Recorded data
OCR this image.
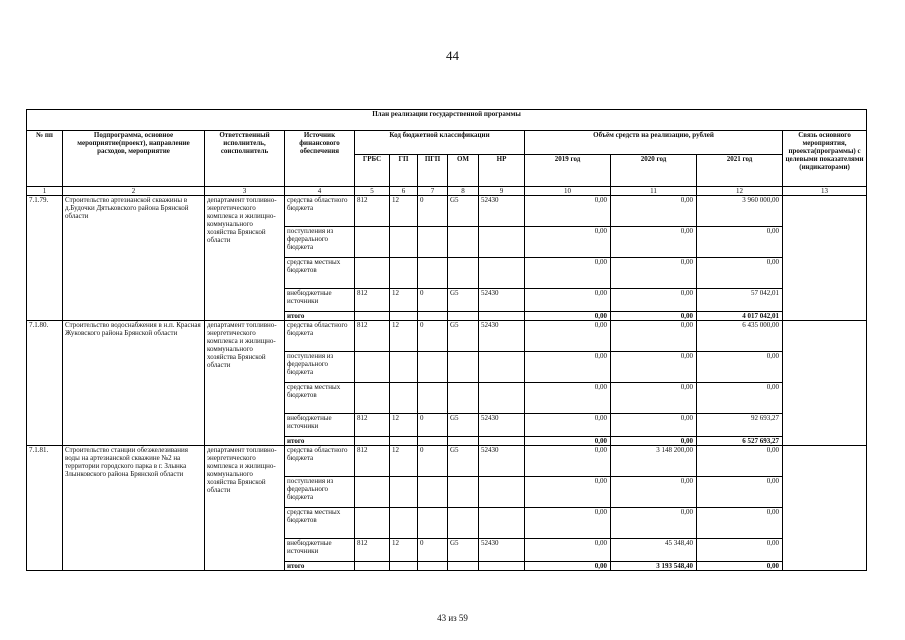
44
План реализации государственной программы												
№ пп	Подпрограмма, основное мероприятие(проект), направление расходов, мероприятие	Ответственный исполнитель, соисполнитель	Источник финансового обеспечения	Код бюджетной классификации					Объём средств на реализацию, рублей			Связь основного мероприятия, проекта(программы) с целевыми показателями (индикаторами)
				ГРБС	ГП	ПГП	ОМ	НР	2019 год	2020 год	2021 год	
1	2	3	4	5	6	7	8	9	10	11	12	13
7.1.79.	Строительство артезианской скважины в д.Будочки Дятьковского района Брянской области	департамент топливно-энергетического комплекса и жилищно-коммунального хозяйства Брянской области	средства областного бюджета	812	12	0	G5	52430	0,00	0,00	3 960 000,00	
			поступления из федерального бюджета						0,00	0,00	0,00	
			средства местных бюджетов						0,00	0,00	0,00	
			внебюджетные источники	812	12	0	G5	52430	0,00	0,00	57 042,01	
			итого						0,00	0,00	4 017 042,01	
7.1.80.	Строительство водоснабжения в н.п. Красная Жуковского района Брянской области	департамент топливно-энергетического комплекса и жилищно-коммунального хозяйства Брянской области	средства областного бюджета	812	12	0	G5	52430	0,00	0,00	6 435 000,00	
			поступления из федерального бюджета						0,00	0,00	0,00	
			средства местных бюджетов						0,00	0,00	0,00	
			внебюджетные источники	812	12	0	G5	52430	0,00	0,00	92 693,27	
			итого						0,00	0,00	6 527 693,27	
7.1.81.	Строительство станции обезжелезивания воды на артезианской скважине №2 на территории городского парка в г. Злынка Злынковского района Брянской области	департамент топливно-энергетического комплекса и жилищно-коммунального хозяйства Брянской области	средства областного бюджета	812	12	0	G5	52430	0,00	3 148 200,00	0,00	
			поступления из федерального бюджета						0,00	0,00	0,00	
			средства местных бюджетов						0,00	0,00	0,00	
			внебюджетные источники	812	12	0	G5	52430	0,00	45 348,40	0,00	
			итого						0,00	3 193 548,40	0,00	
43 из 59
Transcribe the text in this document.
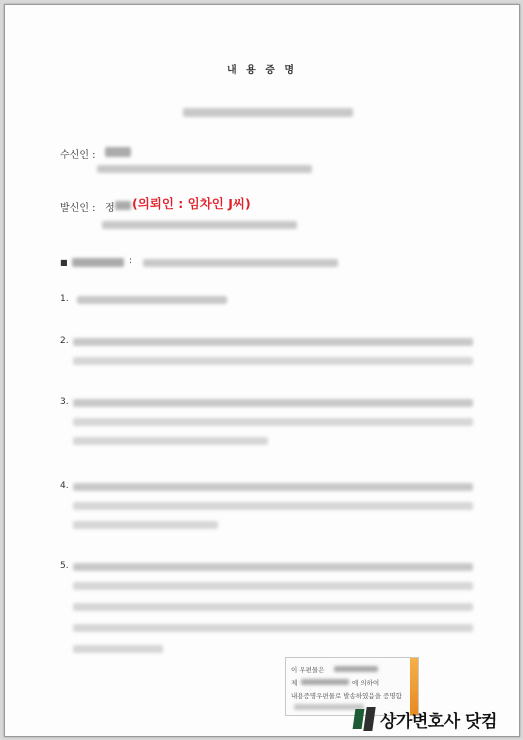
내 용 증 명
수신인 :
발신인 : 정 (의뢰인 : 임차인 J씨)
■	:
1.
2.
3.
4.
5.
이 우편물은
제	에 의하여
내용증명우편물로 발송하였음을 증명함
상가변호사 닷컴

### Exercise task
Using the listing, collect all lines in which the string "источники" is found.

### Answer to the problem
			внебюджетные источники	812	12	0	G5	52430	0,00	0,00	57 042,01	
			внебюджетные источники	812	12	0	G5	52430	0,00	0,00	92 693,27	
			внебюджетные источники	812	12	0	G5	52430	0,00	45 348,40	0,00	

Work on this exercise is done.